▶ Objective
Set down each entry exactly as given; pictures should not appear in the copy.

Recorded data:
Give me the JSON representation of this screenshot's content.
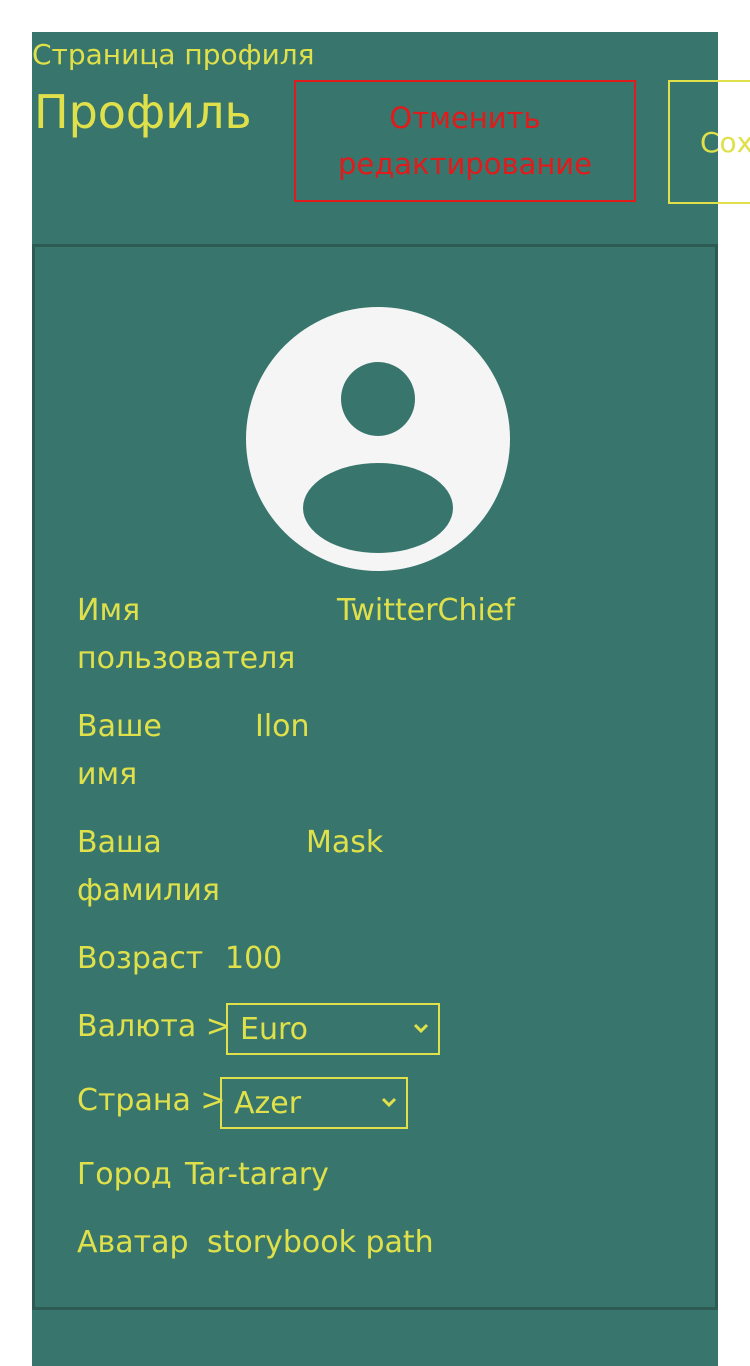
{
  "header": {
    "breadcrumb": "Страница профиля",
    "title": "Профиль",
    "cancel_label": "Отменить редактирование",
    "save_label": "Сохранить"
  },
  "profile": {
    "avatar_icon": "user-avatar-icon",
    "fields": {
      "username": {
        "label": "Имя пользователя",
        "value": "TwitterChief"
      },
      "firstname": {
        "label": "Ваше имя",
        "value": "Ilon"
      },
      "lastname": {
        "label": "Ваша фамилия",
        "value": "Mask"
      },
      "age": {
        "label": "Возраст",
        "value": "100"
      },
      "currency": {
        "label": "Валюта >",
        "selected": "Euro"
      },
      "country": {
        "label": "Страна >",
        "selected": "Azer"
      },
      "city": {
        "label": "Город",
        "value": "Tar-tarary"
      },
      "avatar": {
        "label": "Аватар",
        "value": "storybook path"
      }
    }
  },
  "colors": {
    "background": "#38766d",
    "accent": "#e0e04a",
    "danger": "#e01b1b",
    "panel_border": "#2e5a54"
  }
}
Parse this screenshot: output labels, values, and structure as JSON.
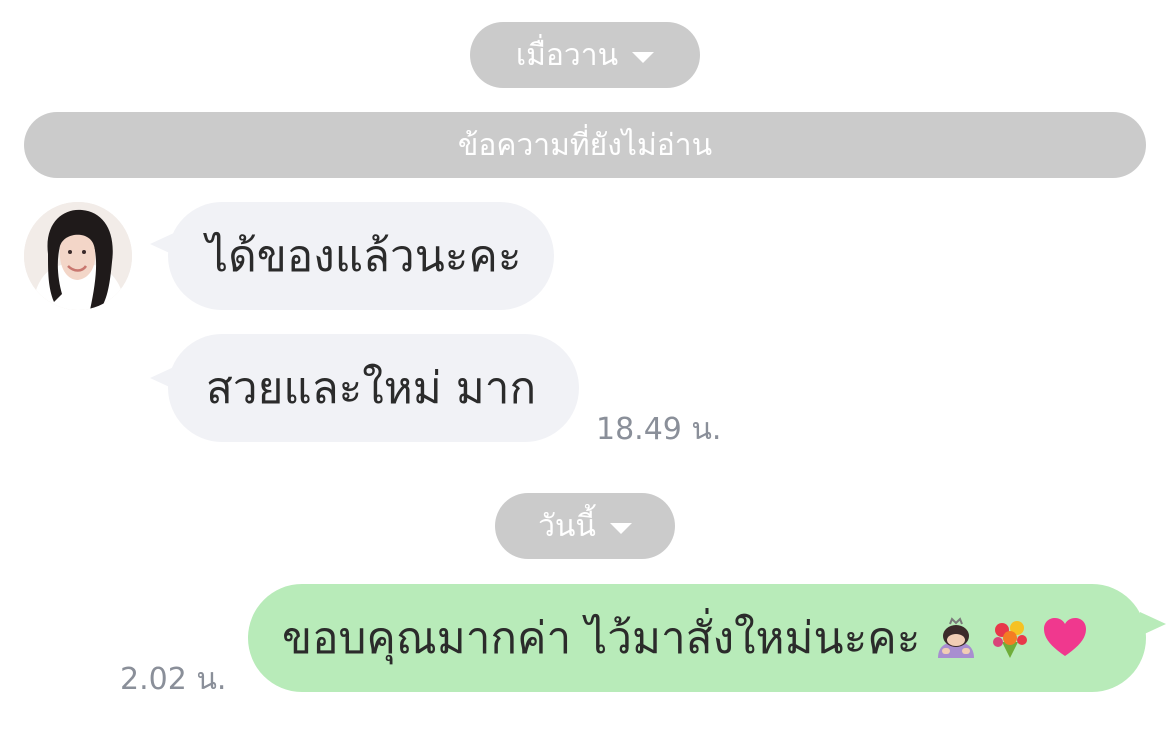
{
  "chat": {
    "date_yesterday": "เมื่อวาน",
    "unread_divider": "ข้อความที่ยังไม่อ่าน",
    "incoming_messages": [
      {
        "text": "ได้ของแล้วนะคะ"
      },
      {
        "text": "สวยและใหม่ มาก",
        "time": "18.49 น."
      }
    ],
    "date_today": "วันนี้",
    "outgoing_message": {
      "text": "ขอบคุณมากค่า ไว้มาสั่งใหม่นะคะ",
      "emoji": [
        "person-bowing-emoji",
        "bouquet-emoji",
        "growing-heart-emoji"
      ],
      "time": "2.02 น."
    }
  },
  "colors": {
    "date_pill": "#cbcbcb",
    "incoming_bubble": "#f1f2f6",
    "outgoing_bubble": "#b8ebb9",
    "timestamp": "#8a8f99",
    "heart": "#f0388e"
  }
}
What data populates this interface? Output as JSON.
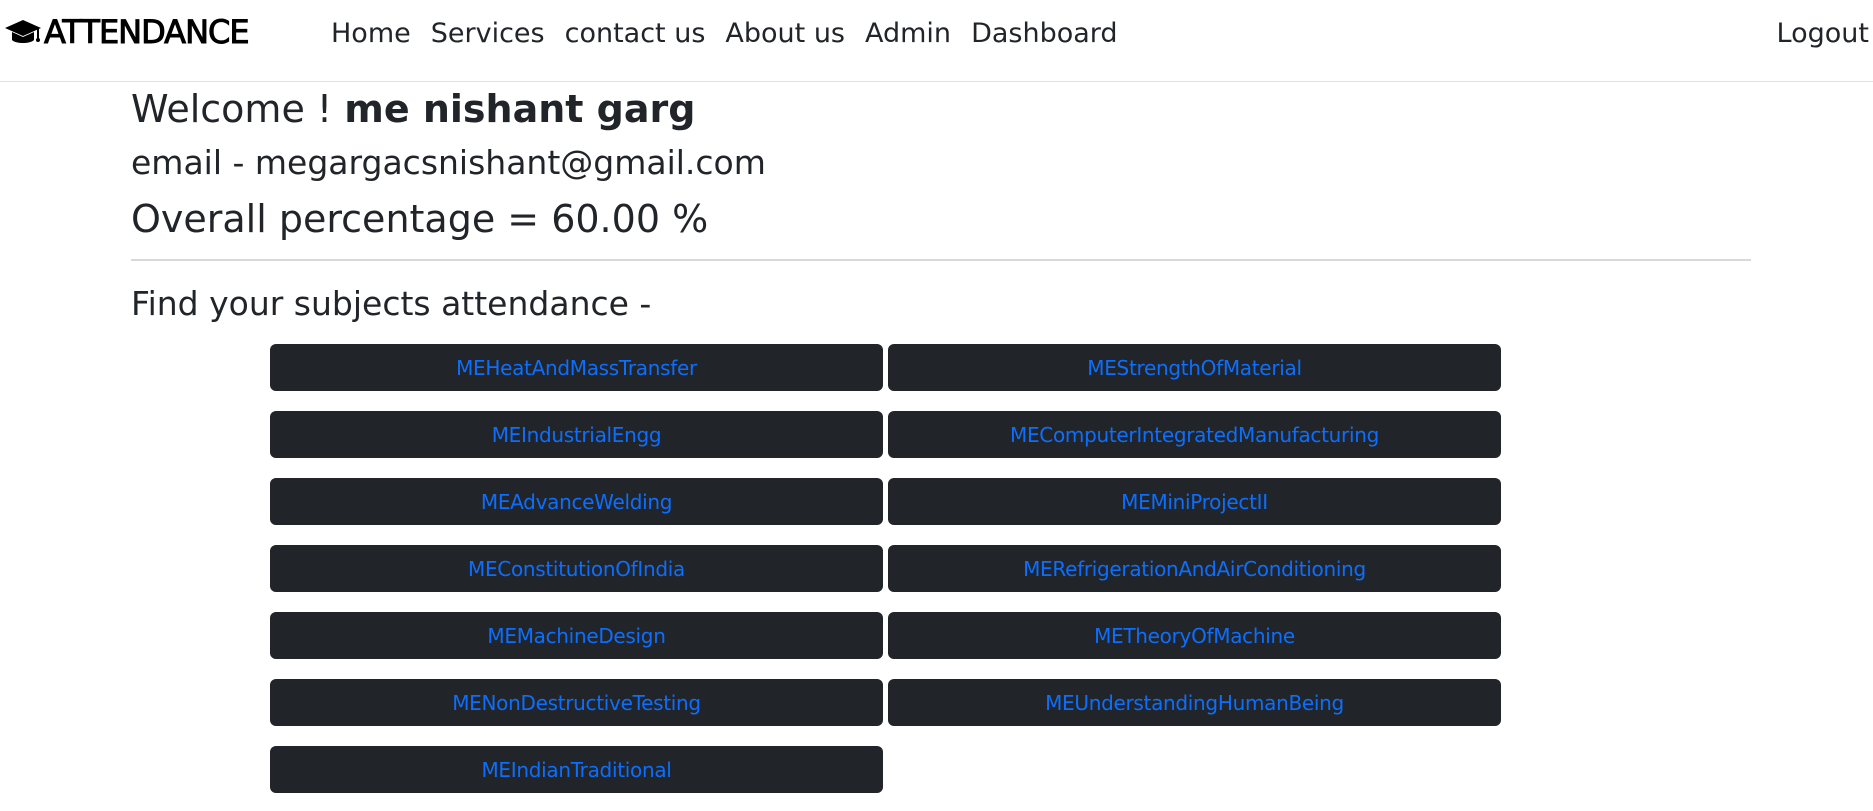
{
  "nav": {
    "brand": "ATTENDANCE",
    "brand_icon": "graduation-cap-icon",
    "links": [
      "Home",
      "Services",
      "contact us",
      "About us",
      "Admin",
      "Dashboard"
    ],
    "logout": "Logout"
  },
  "profile": {
    "welcome_prefix": "Welcome ! ",
    "name": "me nishant garg",
    "email_line": "email - megargacsnishant@gmail.com",
    "overall_line": "Overall percentage = 60.00 %"
  },
  "subjects_section": {
    "heading": "Find your subjects attendance -",
    "subjects": [
      "MEHeatAndMassTransfer",
      "MEStrengthOfMaterial",
      "MEIndustrialEngg",
      "MEComputerIntegratedManufacturing",
      "MEAdvanceWelding",
      "MEMiniProjectII",
      "MEConstitutionOfIndia",
      "MERefrigerationAndAirConditioning",
      "MEMachineDesign",
      "METheoryOfMachine",
      "MENonDestructiveTesting",
      "MEUnderstandingHumanBeing",
      "MEIndianTraditional"
    ]
  },
  "colors": {
    "button_bg": "#212529",
    "link_blue": "#0d6efd",
    "text": "#212529"
  }
}
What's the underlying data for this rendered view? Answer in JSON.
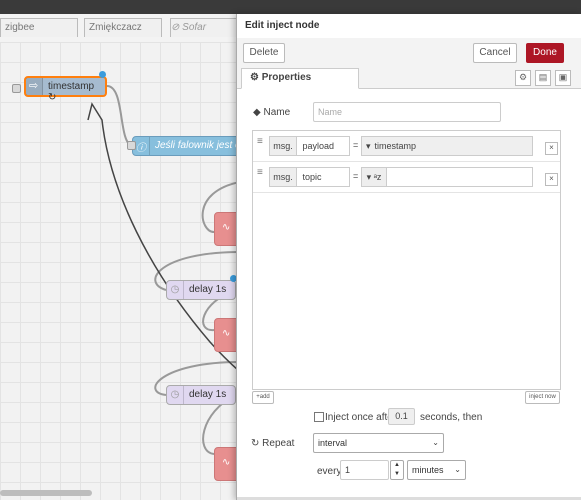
{
  "workspace": {
    "tabs": [
      "zigbee",
      "Zmiękczacz",
      "Sofar"
    ]
  },
  "canvas": {
    "inject_node_label": "timestamp ↻",
    "comment_node_label": "Jeśli falownik jest onli",
    "delay_nodes": [
      "delay 1s",
      "delay 1s"
    ]
  },
  "tray": {
    "title": "Edit inject node",
    "delete_label": "Delete",
    "cancel_label": "Cancel",
    "done_label": "Done",
    "properties_tab": "Properties",
    "name_label": "Name",
    "name_placeholder": "Name",
    "rows": [
      {
        "prefix": "msg.",
        "property": "payload",
        "eq": "=",
        "value": "timestamp"
      },
      {
        "prefix": "msg.",
        "property": "topic",
        "eq": "=",
        "value": ""
      }
    ],
    "add_label": "add",
    "inject_now_label": "inject now",
    "inject_once_label": "Inject once after",
    "inject_once_value": "0.1",
    "inject_once_suffix": "seconds, then",
    "repeat_label": "Repeat",
    "repeat_value": "interval",
    "every_label": "every",
    "every_value": "1",
    "units_value": "minutes"
  },
  "colors": {
    "done_button": "#ad1625",
    "inject_node": "#a6bbcf",
    "comment_node": "#87bfdd",
    "selected_outline": "#ff7f0e"
  }
}
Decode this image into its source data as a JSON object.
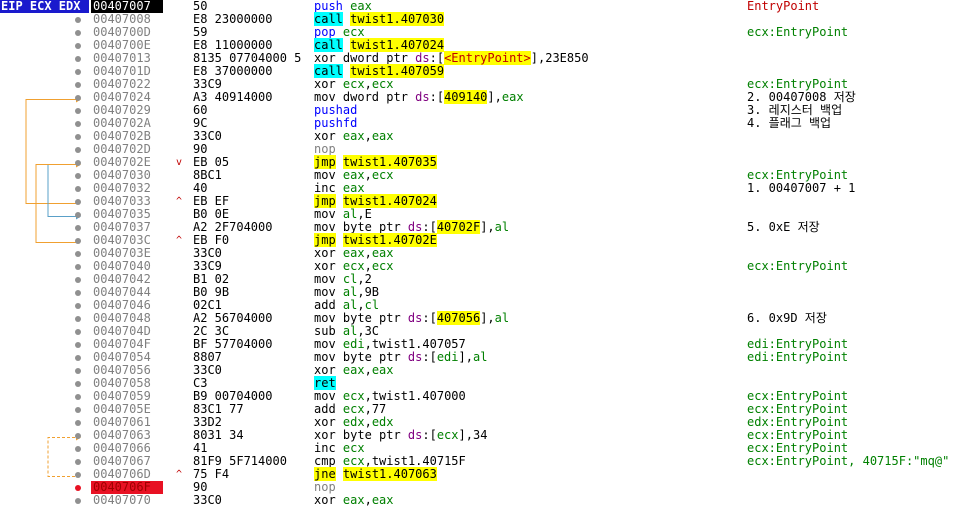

▶ Completed exercise
Give me the JSON representation of this screenshot's content.
{
  "header": {
    "breadcrumb": "Страница профиля",
    "title": "Профиль",
    "cancel_label": "Отменить редактирование",
    "save_label": "Сохранить"
  },
  "profile": {
    "avatar_icon": "user-avatar-icon",
    "fields": {
      "username": {
        "label": "Имя пользователя",
        "value": "TwitterChief"
      },
      "firstname": {
        "label": "Ваше имя",
        "value": "Ilon"
      },
      "lastname": {
        "label": "Ваша фамилия",
        "value": "Mask"
      },
      "age": {
        "label": "Возраст",
        "value": "100"
      },
      "currency": {
        "label": "Валюта >",
        "selected": "Euro"
      },
      "country": {
        "label": "Страна >",
        "selected": "Azer"
      },
      "city": {
        "label": "Город",
        "value": "Tar-tarary"
      },
      "avatar": {
        "label": "Аватар",
        "value": "storybook path"
      }
    }
  },
  "colors": {
    "background": "#38766d",
    "accent": "#e0e04a",
    "danger": "#e01b1b",
    "panel_border": "#2e5a54"
  }
}
Parse this screenshot: output labels, values, and structure as JSON.
{
  "chat": {
    "date_yesterday": "เมื่อวาน",
    "unread_divider": "ข้อความที่ยังไม่อ่าน",
    "incoming_messages": [
      {
        "text": "ได้ของแล้วนะคะ"
      },
      {
        "text": "สวยและใหม่ มาก",
        "time": "18.49 น."
      }
    ],
    "date_today": "วันนี้",
    "outgoing_message": {
      "text": "ขอบคุณมากค่า ไว้มาสั่งใหม่นะคะ",
      "emoji": [
        "person-bowing-emoji",
        "bouquet-emoji",
        "growing-heart-emoji"
      ],
      "time": "2.02 น."
    }
  },
  "colors": {
    "date_pill": "#cbcbcb",
    "incoming_bubble": "#f1f2f6",
    "outgoing_bubble": "#b8ebb9",
    "timestamp": "#8a8f99",
    "heart": "#f0388e"
  }
}
What data populates this interface? Output as JSON.
{
  "nav": {
    "brand": "ATTENDANCE",
    "brand_icon": "graduation-cap-icon",
    "links": [
      "Home",
      "Services",
      "contact us",
      "About us",
      "Admin",
      "Dashboard"
    ],
    "logout": "Logout"
  },
  "profile": {
    "welcome_prefix": "Welcome ! ",
    "name": "me nishant garg",
    "email_line": "email - megargacsnishant@gmail.com",
    "overall_line": "Overall percentage = 60.00 %"
  },
  "subjects_section": {
    "heading": "Find your subjects attendance -",
    "subjects": [
      "MEHeatAndMassTransfer",
      "MEStrengthOfMaterial",
      "MEIndustrialEngg",
      "MEComputerIntegratedManufacturing",
      "MEAdvanceWelding",
      "MEMiniProjectII",
      "MEConstitutionOfIndia",
      "MERefrigerationAndAirConditioning",
      "MEMachineDesign",
      "METheoryOfMachine",
      "MENonDestructiveTesting",
      "MEUnderstandingHumanBeing",
      "MEIndianTraditional"
    ]
  },
  "colors": {
    "button_bg": "#212529",
    "link_blue": "#0d6efd",
    "text": "#212529"
  }
}
What's the underlying data for this rendered view? Answer in JSON.
{
  "workspace": {
    "tabs": [
      "zigbee",
      "Zmiękczacz",
      "Sofar"
    ]
  },
  "canvas": {
    "inject_node_label": "timestamp ↻",
    "comment_node_label": "Jeśli falownik jest onli",
    "delay_nodes": [
      "delay 1s",
      "delay 1s"
    ]
  },
  "tray": {
    "title": "Edit inject node",
    "delete_label": "Delete",
    "cancel_label": "Cancel",
    "done_label": "Done",
    "properties_tab": "Properties",
    "name_label": "Name",
    "name_placeholder": "Name",
    "rows": [
      {
        "prefix": "msg.",
        "property": "payload",
        "eq": "=",
        "value": "timestamp"
      },
      {
        "prefix": "msg.",
        "property": "topic",
        "eq": "=",
        "value": ""
      }
    ],
    "add_label": "add",
    "inject_now_label": "inject now",
    "inject_once_label": "Inject once after",
    "inject_once_value": "0.1",
    "inject_once_suffix": "seconds, then",
    "repeat_label": "Repeat",
    "repeat_value": "interval",
    "every_label": "every",
    "every_value": "1",
    "units_value": "minutes"
  },
  "colors": {
    "done_button": "#ad1625",
    "inject_node": "#a6bbcf",
    "comment_node": "#87bfdd",
    "selected_outline": "#ff7f0e"
  }
}
Decode this image into its source data as a JSON object.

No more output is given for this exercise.